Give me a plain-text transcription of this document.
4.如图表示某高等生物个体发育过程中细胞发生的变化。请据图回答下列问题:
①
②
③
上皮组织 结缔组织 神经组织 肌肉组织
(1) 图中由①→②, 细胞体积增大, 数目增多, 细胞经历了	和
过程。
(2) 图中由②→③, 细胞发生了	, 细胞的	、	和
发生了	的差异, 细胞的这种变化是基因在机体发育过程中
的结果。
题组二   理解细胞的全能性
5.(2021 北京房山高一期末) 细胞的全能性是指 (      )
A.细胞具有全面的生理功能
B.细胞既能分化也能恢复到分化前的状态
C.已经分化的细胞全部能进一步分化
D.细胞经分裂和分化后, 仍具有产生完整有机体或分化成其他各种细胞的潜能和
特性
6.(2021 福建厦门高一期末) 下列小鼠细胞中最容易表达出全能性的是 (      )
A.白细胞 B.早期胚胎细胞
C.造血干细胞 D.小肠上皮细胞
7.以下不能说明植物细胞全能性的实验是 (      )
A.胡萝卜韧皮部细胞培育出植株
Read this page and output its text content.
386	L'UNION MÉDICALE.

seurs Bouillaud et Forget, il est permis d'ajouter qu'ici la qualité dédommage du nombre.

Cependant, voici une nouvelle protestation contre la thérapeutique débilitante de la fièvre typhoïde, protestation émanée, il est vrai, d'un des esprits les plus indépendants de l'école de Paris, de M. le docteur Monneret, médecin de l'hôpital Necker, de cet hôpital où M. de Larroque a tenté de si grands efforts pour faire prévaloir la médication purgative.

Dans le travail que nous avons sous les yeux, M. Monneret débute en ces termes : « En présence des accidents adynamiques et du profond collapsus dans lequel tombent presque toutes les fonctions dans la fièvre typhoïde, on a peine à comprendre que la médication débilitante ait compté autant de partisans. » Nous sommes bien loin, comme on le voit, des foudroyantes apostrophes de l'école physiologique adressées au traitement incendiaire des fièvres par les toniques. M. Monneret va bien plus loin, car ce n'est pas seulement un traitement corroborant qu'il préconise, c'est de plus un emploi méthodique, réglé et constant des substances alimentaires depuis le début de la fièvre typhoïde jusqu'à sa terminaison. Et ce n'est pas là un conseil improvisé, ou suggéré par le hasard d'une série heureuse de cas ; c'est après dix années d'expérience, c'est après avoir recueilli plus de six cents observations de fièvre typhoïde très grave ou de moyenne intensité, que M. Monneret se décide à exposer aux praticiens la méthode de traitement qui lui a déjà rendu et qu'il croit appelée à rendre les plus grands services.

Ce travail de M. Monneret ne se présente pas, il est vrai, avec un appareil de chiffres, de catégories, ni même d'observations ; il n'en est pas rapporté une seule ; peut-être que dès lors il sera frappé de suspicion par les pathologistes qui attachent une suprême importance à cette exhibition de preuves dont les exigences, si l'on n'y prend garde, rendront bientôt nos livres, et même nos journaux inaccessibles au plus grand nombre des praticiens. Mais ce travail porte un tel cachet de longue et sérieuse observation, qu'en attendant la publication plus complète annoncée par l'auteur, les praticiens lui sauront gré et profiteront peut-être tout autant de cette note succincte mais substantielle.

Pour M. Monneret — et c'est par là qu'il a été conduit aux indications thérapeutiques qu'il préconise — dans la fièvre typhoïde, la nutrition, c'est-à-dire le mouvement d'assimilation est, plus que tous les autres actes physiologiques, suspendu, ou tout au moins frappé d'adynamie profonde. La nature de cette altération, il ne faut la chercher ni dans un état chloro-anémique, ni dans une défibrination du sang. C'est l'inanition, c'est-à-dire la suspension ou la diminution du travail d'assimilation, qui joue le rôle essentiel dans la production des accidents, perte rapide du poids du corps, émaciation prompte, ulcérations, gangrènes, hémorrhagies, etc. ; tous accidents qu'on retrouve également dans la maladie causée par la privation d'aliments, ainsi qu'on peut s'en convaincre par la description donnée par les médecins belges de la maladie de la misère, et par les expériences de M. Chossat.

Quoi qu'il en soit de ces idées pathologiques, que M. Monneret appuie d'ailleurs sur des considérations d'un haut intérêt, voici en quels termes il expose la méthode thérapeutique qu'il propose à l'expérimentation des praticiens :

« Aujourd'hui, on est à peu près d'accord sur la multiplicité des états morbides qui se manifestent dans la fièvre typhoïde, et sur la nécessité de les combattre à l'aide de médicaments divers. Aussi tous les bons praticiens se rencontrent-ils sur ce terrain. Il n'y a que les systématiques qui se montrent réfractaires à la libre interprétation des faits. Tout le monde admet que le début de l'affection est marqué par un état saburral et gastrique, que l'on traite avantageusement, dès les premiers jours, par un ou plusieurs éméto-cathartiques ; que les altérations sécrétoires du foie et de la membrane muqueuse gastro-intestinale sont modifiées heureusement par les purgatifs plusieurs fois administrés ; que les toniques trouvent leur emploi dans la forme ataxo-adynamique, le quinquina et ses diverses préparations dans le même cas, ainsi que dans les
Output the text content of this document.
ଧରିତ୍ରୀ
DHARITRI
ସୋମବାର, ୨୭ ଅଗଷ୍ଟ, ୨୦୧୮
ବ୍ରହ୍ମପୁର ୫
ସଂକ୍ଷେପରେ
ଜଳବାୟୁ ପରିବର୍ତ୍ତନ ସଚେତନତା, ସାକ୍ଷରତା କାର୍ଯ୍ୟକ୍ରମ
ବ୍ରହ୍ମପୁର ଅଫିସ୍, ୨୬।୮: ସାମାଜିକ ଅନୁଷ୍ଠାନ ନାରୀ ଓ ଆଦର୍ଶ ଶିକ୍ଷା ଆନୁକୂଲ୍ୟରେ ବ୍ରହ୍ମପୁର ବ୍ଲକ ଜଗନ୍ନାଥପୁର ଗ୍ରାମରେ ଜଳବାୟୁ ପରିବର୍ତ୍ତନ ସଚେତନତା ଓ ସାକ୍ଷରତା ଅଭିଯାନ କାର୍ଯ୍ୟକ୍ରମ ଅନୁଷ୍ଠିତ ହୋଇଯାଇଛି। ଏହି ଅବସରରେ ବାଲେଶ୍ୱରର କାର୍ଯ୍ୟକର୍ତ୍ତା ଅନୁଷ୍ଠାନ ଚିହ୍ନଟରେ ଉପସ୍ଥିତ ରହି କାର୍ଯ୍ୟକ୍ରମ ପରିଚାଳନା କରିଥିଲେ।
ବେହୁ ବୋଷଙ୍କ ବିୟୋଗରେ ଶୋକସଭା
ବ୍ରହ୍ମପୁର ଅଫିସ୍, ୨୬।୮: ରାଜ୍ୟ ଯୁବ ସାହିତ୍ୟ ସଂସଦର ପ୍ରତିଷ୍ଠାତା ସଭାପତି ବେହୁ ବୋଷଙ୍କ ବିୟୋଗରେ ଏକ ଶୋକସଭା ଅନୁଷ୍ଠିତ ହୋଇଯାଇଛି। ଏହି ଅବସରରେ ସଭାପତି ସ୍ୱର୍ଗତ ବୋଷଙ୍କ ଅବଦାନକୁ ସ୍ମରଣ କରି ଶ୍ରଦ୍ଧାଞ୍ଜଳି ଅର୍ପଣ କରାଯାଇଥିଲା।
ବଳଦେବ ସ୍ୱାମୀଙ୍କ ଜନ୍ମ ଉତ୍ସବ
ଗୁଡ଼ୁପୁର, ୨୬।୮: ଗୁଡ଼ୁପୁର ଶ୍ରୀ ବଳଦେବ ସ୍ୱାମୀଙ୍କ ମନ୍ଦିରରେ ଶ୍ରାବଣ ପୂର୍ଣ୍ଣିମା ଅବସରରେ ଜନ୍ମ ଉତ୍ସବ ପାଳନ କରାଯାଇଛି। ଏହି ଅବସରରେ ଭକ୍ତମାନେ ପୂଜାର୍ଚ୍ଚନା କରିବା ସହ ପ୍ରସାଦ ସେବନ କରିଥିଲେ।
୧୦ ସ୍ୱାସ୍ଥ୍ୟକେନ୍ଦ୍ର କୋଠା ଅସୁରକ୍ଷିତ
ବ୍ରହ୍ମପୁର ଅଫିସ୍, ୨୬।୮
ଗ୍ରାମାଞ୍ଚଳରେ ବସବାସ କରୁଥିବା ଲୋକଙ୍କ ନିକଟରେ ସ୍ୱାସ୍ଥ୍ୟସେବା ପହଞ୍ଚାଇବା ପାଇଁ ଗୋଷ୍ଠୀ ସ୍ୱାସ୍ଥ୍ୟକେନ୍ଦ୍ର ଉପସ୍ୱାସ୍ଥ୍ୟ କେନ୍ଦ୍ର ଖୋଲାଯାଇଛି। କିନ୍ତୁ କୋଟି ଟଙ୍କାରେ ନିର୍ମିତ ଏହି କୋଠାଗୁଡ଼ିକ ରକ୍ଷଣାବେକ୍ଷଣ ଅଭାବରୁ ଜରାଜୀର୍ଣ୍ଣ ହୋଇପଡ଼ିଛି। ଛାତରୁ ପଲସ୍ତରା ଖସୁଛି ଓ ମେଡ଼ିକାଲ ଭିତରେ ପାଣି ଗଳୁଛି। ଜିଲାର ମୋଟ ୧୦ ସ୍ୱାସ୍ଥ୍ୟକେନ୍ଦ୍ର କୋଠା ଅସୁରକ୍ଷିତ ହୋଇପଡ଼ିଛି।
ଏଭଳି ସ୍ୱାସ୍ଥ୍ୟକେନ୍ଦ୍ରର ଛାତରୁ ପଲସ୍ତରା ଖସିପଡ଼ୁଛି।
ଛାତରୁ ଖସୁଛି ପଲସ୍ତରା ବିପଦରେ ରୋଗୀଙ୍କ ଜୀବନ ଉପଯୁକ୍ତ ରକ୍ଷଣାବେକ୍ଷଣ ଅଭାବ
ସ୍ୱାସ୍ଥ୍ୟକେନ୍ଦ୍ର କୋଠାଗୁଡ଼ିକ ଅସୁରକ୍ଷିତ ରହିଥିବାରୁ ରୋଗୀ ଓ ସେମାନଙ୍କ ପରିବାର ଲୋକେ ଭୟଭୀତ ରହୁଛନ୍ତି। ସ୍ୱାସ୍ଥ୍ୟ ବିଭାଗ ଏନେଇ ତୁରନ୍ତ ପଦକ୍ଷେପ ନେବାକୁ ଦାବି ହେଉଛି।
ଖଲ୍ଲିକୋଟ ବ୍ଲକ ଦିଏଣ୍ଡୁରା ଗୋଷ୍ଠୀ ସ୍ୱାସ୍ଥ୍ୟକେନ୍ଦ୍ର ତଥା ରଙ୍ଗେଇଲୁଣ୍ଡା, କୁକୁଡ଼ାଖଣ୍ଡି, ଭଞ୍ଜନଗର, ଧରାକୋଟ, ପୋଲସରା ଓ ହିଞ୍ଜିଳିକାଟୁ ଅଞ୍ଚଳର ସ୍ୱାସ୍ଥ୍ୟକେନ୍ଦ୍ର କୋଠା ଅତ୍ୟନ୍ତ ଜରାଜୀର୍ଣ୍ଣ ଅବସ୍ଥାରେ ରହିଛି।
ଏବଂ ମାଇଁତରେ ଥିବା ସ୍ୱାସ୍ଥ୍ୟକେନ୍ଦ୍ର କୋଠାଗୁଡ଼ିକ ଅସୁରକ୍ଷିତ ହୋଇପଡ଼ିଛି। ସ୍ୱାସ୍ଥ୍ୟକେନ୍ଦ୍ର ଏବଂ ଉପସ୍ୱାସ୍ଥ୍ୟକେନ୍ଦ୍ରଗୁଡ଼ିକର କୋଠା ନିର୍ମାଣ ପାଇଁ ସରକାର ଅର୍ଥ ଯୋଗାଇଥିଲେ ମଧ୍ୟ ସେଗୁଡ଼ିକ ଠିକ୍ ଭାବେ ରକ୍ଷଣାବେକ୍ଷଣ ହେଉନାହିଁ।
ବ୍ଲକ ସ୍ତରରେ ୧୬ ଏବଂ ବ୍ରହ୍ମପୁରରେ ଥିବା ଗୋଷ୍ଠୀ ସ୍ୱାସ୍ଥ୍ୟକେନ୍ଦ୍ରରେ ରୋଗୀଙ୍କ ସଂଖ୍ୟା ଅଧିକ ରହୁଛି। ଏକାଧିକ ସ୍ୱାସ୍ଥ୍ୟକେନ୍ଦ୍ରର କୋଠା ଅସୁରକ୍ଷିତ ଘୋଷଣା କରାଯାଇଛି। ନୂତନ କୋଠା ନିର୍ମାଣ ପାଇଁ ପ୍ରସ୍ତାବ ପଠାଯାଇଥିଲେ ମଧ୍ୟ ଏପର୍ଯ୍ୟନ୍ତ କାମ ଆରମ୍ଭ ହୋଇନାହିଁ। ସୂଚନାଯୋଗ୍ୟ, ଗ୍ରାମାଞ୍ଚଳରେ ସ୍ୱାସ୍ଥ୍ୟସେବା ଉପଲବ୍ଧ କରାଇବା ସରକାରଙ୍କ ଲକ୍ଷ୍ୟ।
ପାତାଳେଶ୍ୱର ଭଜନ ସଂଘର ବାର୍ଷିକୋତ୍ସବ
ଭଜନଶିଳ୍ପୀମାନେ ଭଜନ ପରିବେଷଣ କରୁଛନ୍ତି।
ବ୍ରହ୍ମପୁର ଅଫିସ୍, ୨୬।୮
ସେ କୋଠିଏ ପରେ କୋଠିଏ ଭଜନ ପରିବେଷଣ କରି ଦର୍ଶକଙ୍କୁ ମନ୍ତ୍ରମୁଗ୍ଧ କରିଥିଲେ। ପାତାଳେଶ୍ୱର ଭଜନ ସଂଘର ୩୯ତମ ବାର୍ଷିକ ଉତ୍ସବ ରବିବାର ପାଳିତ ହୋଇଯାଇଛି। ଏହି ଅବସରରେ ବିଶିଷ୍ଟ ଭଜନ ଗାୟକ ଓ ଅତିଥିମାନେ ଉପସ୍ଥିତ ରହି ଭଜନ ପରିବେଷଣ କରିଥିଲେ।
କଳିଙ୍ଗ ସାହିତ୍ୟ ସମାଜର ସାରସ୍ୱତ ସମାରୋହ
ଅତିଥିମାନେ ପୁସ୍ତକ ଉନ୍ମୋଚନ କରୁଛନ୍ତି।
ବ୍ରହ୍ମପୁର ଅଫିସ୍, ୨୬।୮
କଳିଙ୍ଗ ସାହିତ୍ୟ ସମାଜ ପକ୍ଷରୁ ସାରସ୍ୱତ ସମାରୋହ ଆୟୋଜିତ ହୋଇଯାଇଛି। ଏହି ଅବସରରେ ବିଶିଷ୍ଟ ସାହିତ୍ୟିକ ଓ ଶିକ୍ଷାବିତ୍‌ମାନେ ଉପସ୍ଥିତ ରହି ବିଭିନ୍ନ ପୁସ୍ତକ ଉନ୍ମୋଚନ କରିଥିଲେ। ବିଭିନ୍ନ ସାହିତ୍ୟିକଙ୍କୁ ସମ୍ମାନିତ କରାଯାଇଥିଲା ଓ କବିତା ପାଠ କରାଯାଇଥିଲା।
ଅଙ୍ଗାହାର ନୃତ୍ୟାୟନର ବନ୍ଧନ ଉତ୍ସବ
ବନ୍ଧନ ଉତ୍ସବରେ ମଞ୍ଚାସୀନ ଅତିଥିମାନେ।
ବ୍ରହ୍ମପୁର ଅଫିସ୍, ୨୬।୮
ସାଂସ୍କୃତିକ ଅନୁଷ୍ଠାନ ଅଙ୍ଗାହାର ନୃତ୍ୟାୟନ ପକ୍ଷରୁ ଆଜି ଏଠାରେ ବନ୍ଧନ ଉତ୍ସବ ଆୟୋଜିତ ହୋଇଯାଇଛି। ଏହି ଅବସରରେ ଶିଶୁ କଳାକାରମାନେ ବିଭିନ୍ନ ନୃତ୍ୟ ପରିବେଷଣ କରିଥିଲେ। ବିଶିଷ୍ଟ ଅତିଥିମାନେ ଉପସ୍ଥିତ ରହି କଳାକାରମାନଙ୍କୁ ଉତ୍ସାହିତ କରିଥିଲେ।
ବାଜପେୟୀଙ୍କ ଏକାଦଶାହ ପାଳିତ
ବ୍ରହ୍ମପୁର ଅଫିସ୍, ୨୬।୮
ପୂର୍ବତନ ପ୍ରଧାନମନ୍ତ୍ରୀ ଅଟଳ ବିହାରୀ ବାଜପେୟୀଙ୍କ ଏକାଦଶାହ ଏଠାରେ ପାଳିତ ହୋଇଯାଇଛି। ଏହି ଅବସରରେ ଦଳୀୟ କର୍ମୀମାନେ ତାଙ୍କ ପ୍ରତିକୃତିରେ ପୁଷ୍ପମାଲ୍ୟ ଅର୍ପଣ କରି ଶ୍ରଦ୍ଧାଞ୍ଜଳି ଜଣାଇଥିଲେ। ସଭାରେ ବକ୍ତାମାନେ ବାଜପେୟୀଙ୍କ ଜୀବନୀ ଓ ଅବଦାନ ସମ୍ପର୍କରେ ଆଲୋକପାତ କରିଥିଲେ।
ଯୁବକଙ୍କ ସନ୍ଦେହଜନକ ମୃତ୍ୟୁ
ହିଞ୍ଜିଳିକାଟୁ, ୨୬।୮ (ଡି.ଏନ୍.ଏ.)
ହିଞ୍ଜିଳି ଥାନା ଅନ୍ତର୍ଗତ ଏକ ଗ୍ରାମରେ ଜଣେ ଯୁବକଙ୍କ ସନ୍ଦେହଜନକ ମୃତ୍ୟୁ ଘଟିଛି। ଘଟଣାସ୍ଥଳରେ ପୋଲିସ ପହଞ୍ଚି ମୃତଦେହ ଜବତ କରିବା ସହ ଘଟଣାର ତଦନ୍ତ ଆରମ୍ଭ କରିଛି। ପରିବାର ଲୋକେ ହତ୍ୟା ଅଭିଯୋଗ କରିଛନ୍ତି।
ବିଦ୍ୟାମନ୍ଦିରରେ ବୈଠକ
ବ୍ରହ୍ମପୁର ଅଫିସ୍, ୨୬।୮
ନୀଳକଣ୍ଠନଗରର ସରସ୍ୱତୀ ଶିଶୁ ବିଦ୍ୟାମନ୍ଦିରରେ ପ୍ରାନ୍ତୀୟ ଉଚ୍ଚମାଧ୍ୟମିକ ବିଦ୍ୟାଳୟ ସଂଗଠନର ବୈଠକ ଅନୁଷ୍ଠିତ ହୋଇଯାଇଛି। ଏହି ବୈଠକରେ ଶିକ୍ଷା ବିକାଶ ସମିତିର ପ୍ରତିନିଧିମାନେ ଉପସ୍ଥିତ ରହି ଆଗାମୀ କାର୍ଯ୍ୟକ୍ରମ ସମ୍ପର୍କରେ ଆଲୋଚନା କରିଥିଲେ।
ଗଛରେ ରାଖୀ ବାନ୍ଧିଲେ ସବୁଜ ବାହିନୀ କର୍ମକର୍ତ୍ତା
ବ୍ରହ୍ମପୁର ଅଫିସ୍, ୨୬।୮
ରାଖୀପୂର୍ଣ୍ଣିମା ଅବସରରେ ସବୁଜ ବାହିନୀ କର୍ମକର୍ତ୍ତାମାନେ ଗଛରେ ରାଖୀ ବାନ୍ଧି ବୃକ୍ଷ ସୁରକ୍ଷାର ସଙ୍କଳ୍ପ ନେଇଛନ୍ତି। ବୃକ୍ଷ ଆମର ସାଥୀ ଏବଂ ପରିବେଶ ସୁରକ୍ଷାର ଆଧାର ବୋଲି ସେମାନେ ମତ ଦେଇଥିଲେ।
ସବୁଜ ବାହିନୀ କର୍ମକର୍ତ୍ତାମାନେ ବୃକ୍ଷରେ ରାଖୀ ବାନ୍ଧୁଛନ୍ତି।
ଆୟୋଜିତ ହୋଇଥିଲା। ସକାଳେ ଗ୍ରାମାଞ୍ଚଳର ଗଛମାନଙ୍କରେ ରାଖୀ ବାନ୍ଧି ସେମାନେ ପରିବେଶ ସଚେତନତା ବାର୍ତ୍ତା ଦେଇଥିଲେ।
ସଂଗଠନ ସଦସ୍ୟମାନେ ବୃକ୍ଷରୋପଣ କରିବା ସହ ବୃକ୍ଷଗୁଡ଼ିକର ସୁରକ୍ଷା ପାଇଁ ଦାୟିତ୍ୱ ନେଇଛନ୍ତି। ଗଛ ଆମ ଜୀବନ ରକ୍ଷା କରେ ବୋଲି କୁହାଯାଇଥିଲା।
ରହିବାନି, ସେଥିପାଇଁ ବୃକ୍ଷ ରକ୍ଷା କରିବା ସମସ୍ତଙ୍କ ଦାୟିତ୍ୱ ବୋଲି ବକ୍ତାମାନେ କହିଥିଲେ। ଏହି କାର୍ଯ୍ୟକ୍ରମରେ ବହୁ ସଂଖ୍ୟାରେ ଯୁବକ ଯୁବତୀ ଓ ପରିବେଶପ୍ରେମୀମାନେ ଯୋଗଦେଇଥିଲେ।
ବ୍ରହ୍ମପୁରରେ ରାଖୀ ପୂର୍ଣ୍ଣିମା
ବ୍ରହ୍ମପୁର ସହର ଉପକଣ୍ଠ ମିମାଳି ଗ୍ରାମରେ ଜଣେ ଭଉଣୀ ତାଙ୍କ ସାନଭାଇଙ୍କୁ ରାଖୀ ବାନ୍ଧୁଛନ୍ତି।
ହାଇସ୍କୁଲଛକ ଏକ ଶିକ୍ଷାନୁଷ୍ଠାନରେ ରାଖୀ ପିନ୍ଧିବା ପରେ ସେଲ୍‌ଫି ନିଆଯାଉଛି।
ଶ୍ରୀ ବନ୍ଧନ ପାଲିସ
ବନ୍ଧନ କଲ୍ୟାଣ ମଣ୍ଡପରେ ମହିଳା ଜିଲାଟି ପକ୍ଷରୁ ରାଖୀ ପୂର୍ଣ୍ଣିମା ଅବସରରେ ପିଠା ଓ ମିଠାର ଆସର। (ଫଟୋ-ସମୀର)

---+---

• _The exercise_
Copy out each line of the records where the string "nombre" appears.

• _Completed task_
seurs Bouillaud et Forget, il est permis d'ajouter qu'ici la qualité dédommage du nombre.
Ce travail de M. Monneret ne se présente pas, il est vrai, avec un appareil de chiffres, de catégories, ni même d'observations ; il n'en est pas rapporté une seule ; peut-être que dès lors il sera frappé de suspicion par les pathologistes qui attachent une suprême importance à cette exhibition de preuves dont les exigences, si l'on n'y prend garde, rendront bientôt nos livres, et même nos journaux inaccessibles au plus grand nombre des praticiens. Mais ce travail porte un tel cachet de longue et sérieuse observation, qu'en attendant la publication plus complète annoncée par l'auteur, les praticiens lui sauront gré et profiteront peut-être tout autant de cette note succincte mais substantielle.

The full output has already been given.